PROBLEM REQUIREMENTS
Search the data below for the string "version". Extract every line that contains it.

Collected data entries

------------------------------------------------------------------------

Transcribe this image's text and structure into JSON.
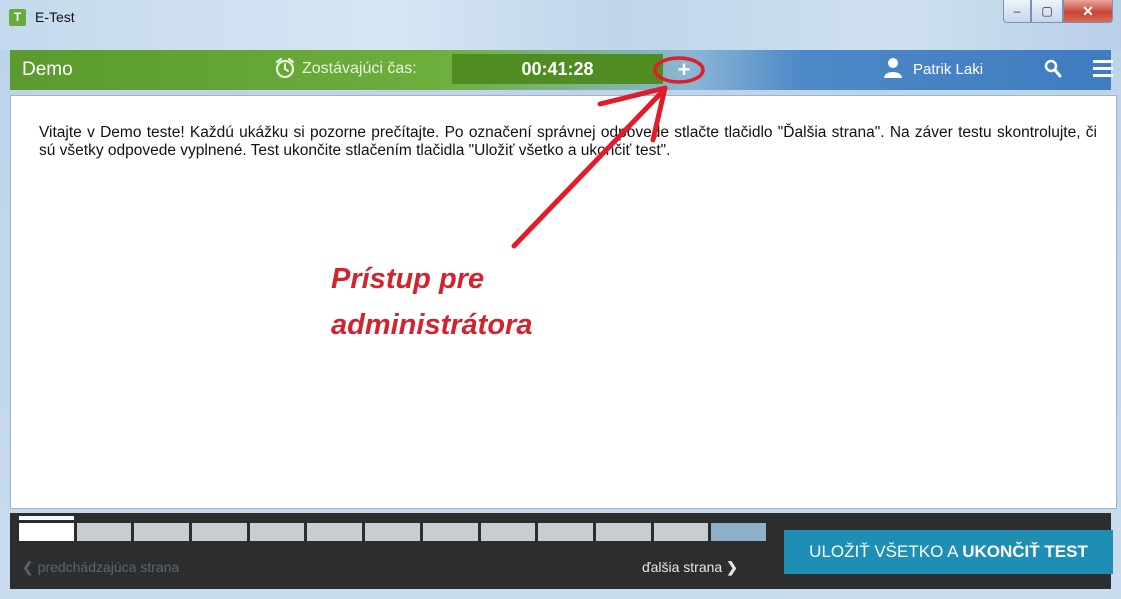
{
  "window": {
    "app_icon_letter": "T",
    "title": "E-Test",
    "controls": {
      "minimize": "–",
      "maximize": "▢",
      "close": "✕"
    }
  },
  "header": {
    "test_name": "Demo",
    "timer_label": "Zostávajúci čas:",
    "timer_value": "00:41:28",
    "admin_plus": "+",
    "user_name": "Patrik Laki",
    "icons": [
      "alarm-clock-icon",
      "user-icon",
      "search-icon",
      "menu-icon"
    ]
  },
  "content": {
    "intro_text": "Vitajte v Demo teste! Každú ukážku si pozorne prečítajte. Po označení správnej odpovede stlačte tlačidlo \"Ďalšia strana\". Na záver testu skontrolujte, či sú všetky odpovede vyplnené. Test ukončite stlačením tlačidla \"Uložiť všetko a ukončiť test\".",
    "annotation_line1": "Prístup pre",
    "annotation_line2": "administrátora"
  },
  "navigation": {
    "page_segments": 13,
    "current_segment": 1,
    "prev_label": "predchádzajúca strana",
    "next_label": "ďalšia strana",
    "finish_label_regular": "ULOŽIŤ VŠETKO A ",
    "finish_label_bold": "UKONČIŤ TEST"
  },
  "colors": {
    "accent_green": "#4f8d23",
    "accent_blue": "#1f8eb4",
    "annotation_red": "#d2242f"
  }
}
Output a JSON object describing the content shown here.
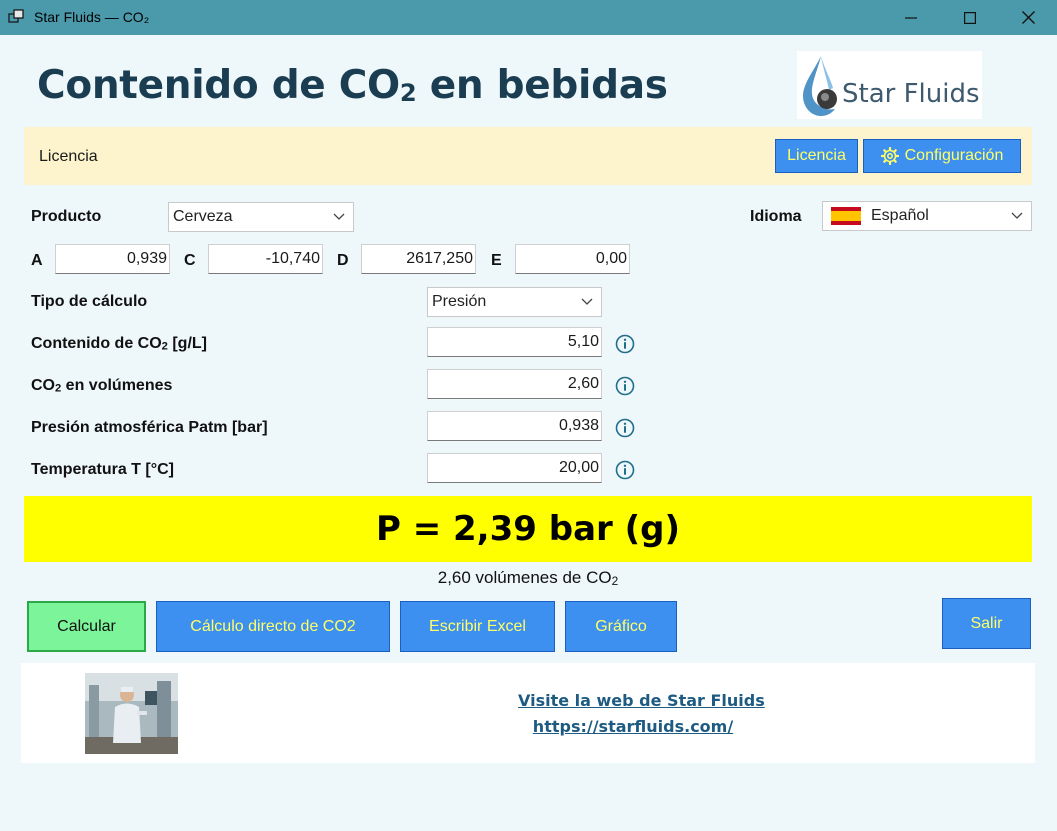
{
  "window": {
    "title": "Star Fluids — CO₂",
    "minimize_label": "Minimize",
    "maximize_label": "Maximize",
    "close_label": "Close"
  },
  "header": {
    "title_prefix": "Contenido de CO",
    "title_sub": "2",
    "title_suffix": " en bebidas",
    "logo_text": "Star Fluids"
  },
  "license_bar": {
    "label": "Licencia",
    "license_button": "Licencia",
    "config_button": "Configuración"
  },
  "form": {
    "product_label": "Producto",
    "product_value": "Cerveza",
    "language_label": "Idioma",
    "language_value": "Español",
    "coefficients": [
      {
        "label": "A",
        "value": "0,939"
      },
      {
        "label": "C",
        "value": "-10,740"
      },
      {
        "label": "D",
        "value": "2617,250"
      },
      {
        "label": "E",
        "value": "0,00"
      }
    ],
    "calc_type_label": "Tipo de cálculo",
    "calc_type_value": "Presión",
    "fields": [
      {
        "label_prefix": "Contenido de CO",
        "label_sub": "2",
        "label_suffix": " [g/L]",
        "value": "5,10"
      },
      {
        "label_prefix": "CO",
        "label_sub": "2",
        "label_suffix": " en volúmenes",
        "value": "2,60"
      },
      {
        "label_prefix": "Presión atmosférica Patm [bar]",
        "label_sub": "",
        "label_suffix": "",
        "value": "0,938"
      },
      {
        "label_prefix": "Temperatura T [°C]",
        "label_sub": "",
        "label_suffix": "",
        "value": "20,00"
      }
    ]
  },
  "result": {
    "main": "P = 2,39 bar (g)",
    "secondary_prefix": "2,60 volúmenes de CO",
    "secondary_sub": "2"
  },
  "actions": {
    "calculate": "Calcular",
    "direct_calc": "Cálculo directo de CO2",
    "excel": "Escribir Excel",
    "graph": "Gráfico",
    "exit": "Salir"
  },
  "footer": {
    "link_text": "Visite la web de Star Fluids",
    "url_text": "https://starfluids.com/"
  },
  "colors": {
    "titlebar": "#4a9aab",
    "background": "#eef7fa",
    "title_text": "#1b3d52",
    "license_bar": "#fdf4cd",
    "button": "#3d8ff0",
    "button_text": "#ffff66",
    "calc_button": "#7cf59a",
    "result_banner": "#ffff00",
    "link": "#1e5b82",
    "info_icon": "#1f6e8c"
  }
}
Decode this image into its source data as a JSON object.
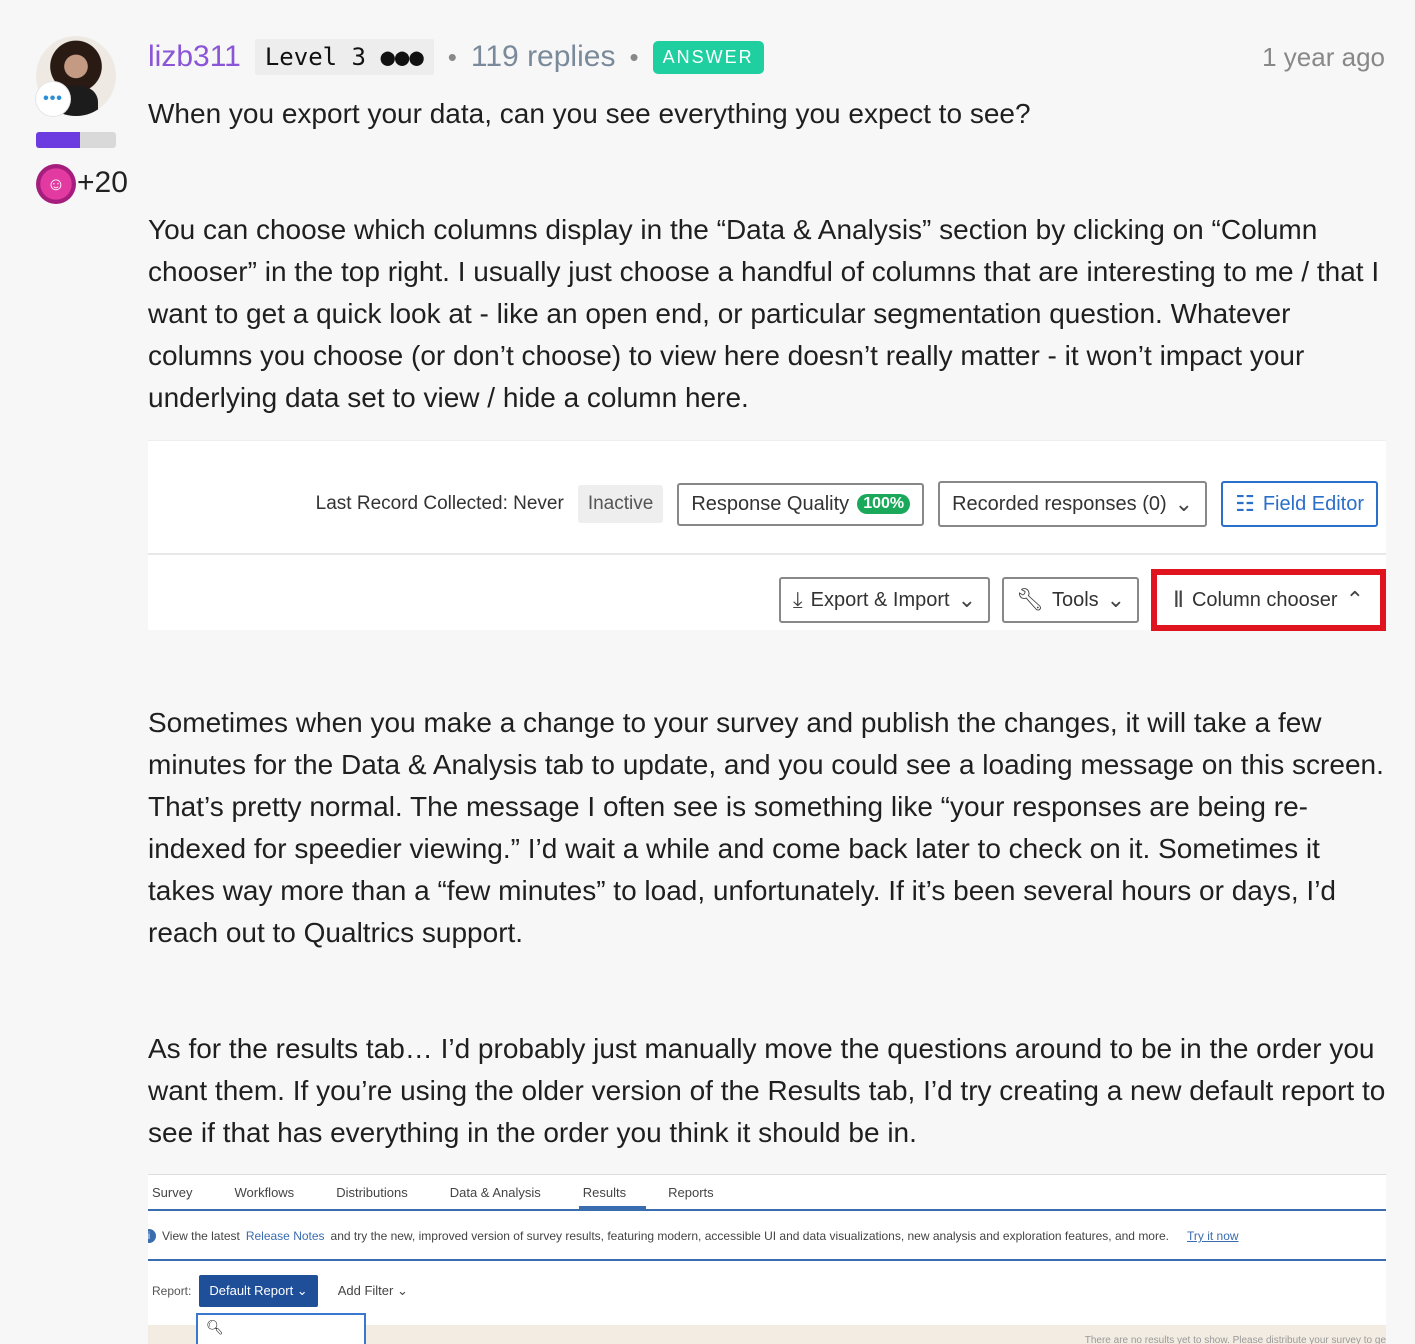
{
  "author": {
    "username": "lizb311",
    "level": "Level 3 ●●●",
    "replies": "119 replies",
    "answer_badge": "ANSWER",
    "time": "1 year ago",
    "avatar_badge": "•••",
    "rank_progress": 0.55,
    "reaction_count": "+20"
  },
  "post": {
    "p1": "When you export your data, can you see everything you expect to see?",
    "p2": "You can choose which columns display in the “Data & Analysis” section by clicking on “Column chooser” in the top right. I usually just choose a handful of columns that are interesting to me / that I want to get a quick look at - like an open end, or particular segmentation question. Whatever columns you choose (or don’t choose) to view here doesn’t really matter - it won’t impact your underlying data set to view / hide a column here.",
    "p3": "Sometimes when  you make a change to your survey and publish the changes, it will take a few minutes for the Data & Analysis tab to update, and you could see a loading message on this screen. That’s pretty normal. The message I often see is something like “your responses are being re-indexed for speedier viewing.” I’d wait a while and come back later to check on it. Sometimes it takes way more than a “few minutes” to load, unfortunately. If it’s been several hours or days, I’d reach out to Qualtrics support.",
    "p4": "As for the results tab… I’d probably just manually move the questions around to be in the order you want them. If you’re using the older version of the Results tab, I’d try creating a new default report to see if that has everything in the order you think it should be in."
  },
  "screenshot1": {
    "last_record": "Last Record Collected: Never",
    "status": "Inactive",
    "response_quality": "Response Quality",
    "quality_pill": "100%",
    "recorded": "Recorded responses (0)",
    "field_editor": "Field Editor",
    "export_import": "Export & Import",
    "tools": "Tools",
    "column_chooser": "Column chooser",
    "highlight_color": "#e0141e"
  },
  "screenshot2": {
    "tabs": [
      "Survey",
      "Workflows",
      "Distributions",
      "Data & Analysis",
      "Results",
      "Reports"
    ],
    "notice_pre": "View the latest",
    "notice_link": "Release Notes",
    "notice_post": "and try the new, improved version of survey results, featuring modern, accessible UI and data visualizations, new analysis and exploration features, and more.",
    "try_it": "Try it now",
    "report_label": "Report:",
    "report_value": "Default Report",
    "add_filter": "Add Filter",
    "no_results": "There are no results yet to show. Please distribute your survey to ge"
  }
}
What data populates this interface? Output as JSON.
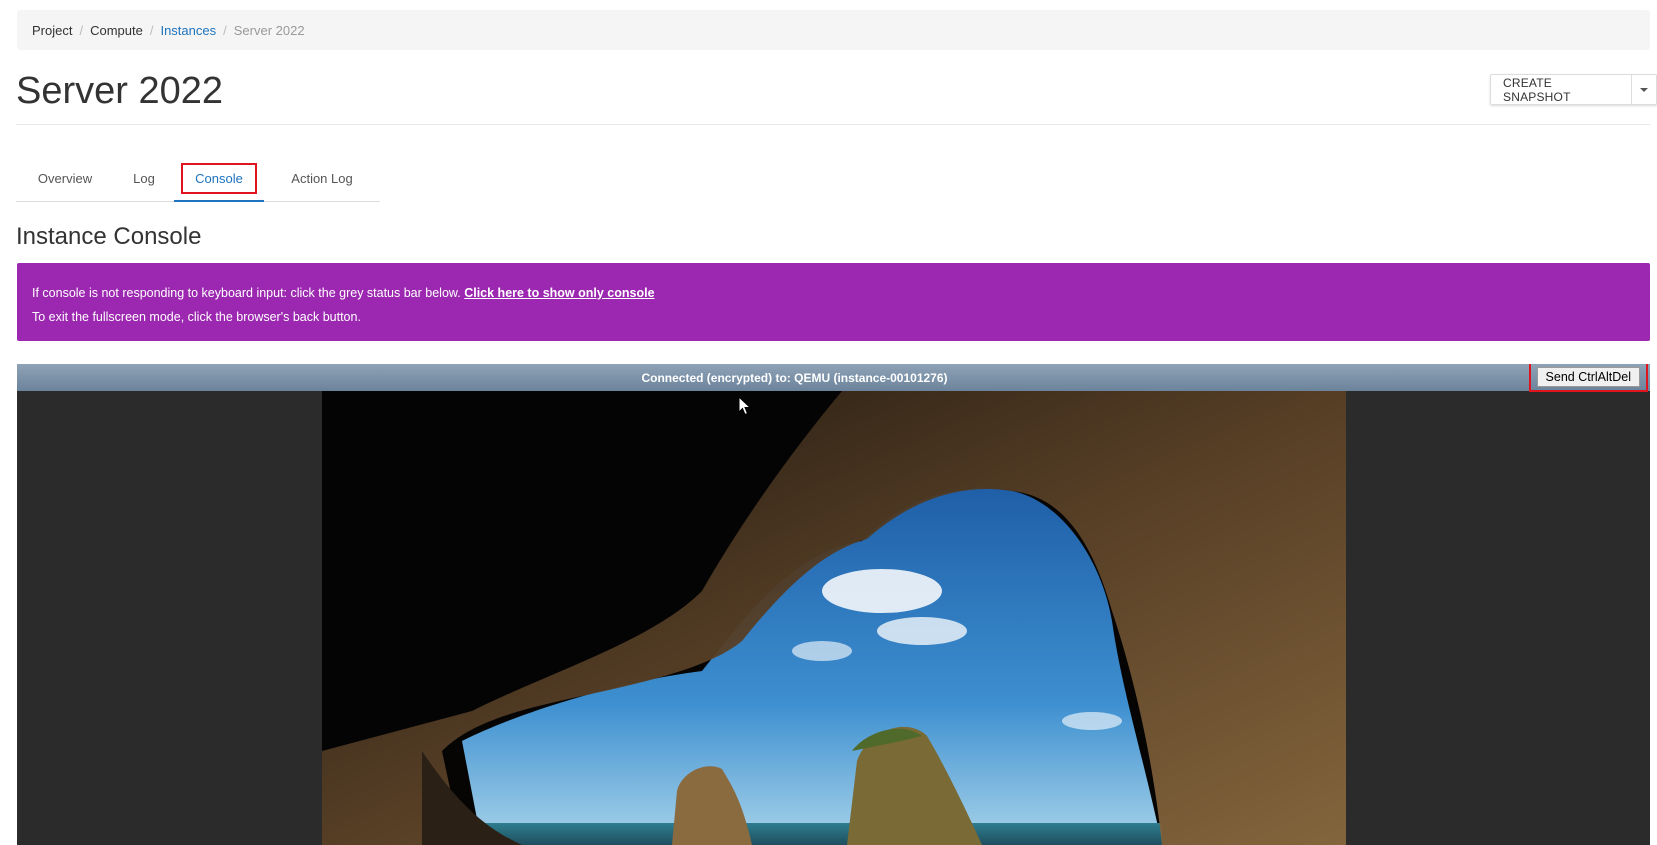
{
  "breadcrumb": {
    "project": "Project",
    "compute": "Compute",
    "instances": "Instances",
    "current": "Server 2022"
  },
  "page": {
    "title": "Server 2022",
    "snapshot_button": "CREATE SNAPSHOT"
  },
  "tabs": [
    "Overview",
    "Log",
    "Console",
    "Action Log"
  ],
  "section": {
    "title": "Instance Console"
  },
  "alert": {
    "line1": "If console is not responding to keyboard input: click the grey status bar below.",
    "link": "Click here to show only console",
    "line2": "To exit the fullscreen mode, click the browser's back button."
  },
  "console": {
    "status": "Connected (encrypted) to: QEMU (instance-00101276)",
    "ctrl_alt_del": "Send CtrlAltDel"
  },
  "colors": {
    "alert_bg": "#9c27b0",
    "link": "#1e73be",
    "highlight": "#e0141e"
  },
  "icons": [
    "chevron-down-icon",
    "mouse-pointer-icon"
  ]
}
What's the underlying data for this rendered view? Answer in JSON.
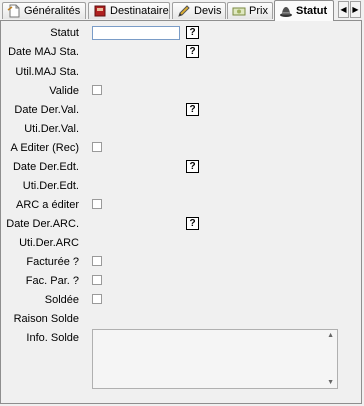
{
  "tabs": [
    {
      "label": "Généralités",
      "icon": "document-icon"
    },
    {
      "label": "Destinataire",
      "icon": "book-icon"
    },
    {
      "label": "Devis",
      "icon": "pencil-icon"
    },
    {
      "label": "Prix",
      "icon": "price-icon"
    },
    {
      "label": "Statut",
      "icon": "hat-icon",
      "active": true
    }
  ],
  "tab_scroll": {
    "left": "◀",
    "right": "▶"
  },
  "help_label": "?",
  "form": {
    "statut": "Statut",
    "date_maj_sta": "Date MAJ Sta.",
    "util_maj_sta": "Util.MAJ Sta.",
    "valide": "Valide",
    "date_der_val": "Date Der.Val.",
    "uti_der_val": "Uti.Der.Val.",
    "a_editer_rec": "A Editer (Rec)",
    "date_der_edt": "Date Der.Edt.",
    "uti_der_edt": "Uti.Der.Edt.",
    "arc_a_editer": "ARC a éditer",
    "date_der_arc": "Date Der.ARC.",
    "uti_der_arc": "Uti.Der.ARC",
    "facturee": "Facturée ?",
    "fac_par": "Fac. Par. ?",
    "soldee": "Soldée",
    "raison_solde": "Raison Solde",
    "info_solde": "Info. Solde"
  },
  "values": {
    "statut": "",
    "valide": false,
    "a_editer_rec": false,
    "arc_a_editer": false,
    "facturee": false,
    "fac_par": false,
    "soldee": false,
    "info_solde": ""
  }
}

------------------------------------------------------------------------

WRITTEN ANSWER
    "p4": "As for the results tab… I’d probably just manually move the questions around to be in the order you want them. If you’re using the older version of the Results tab, I’d try creating a new default report to see if that has everything in the order you think it should be in."
    "notice_post": "and try the new, improved version of survey results, featuring modern, accessible UI and data visualizations, new analysis and exploration features, and more.",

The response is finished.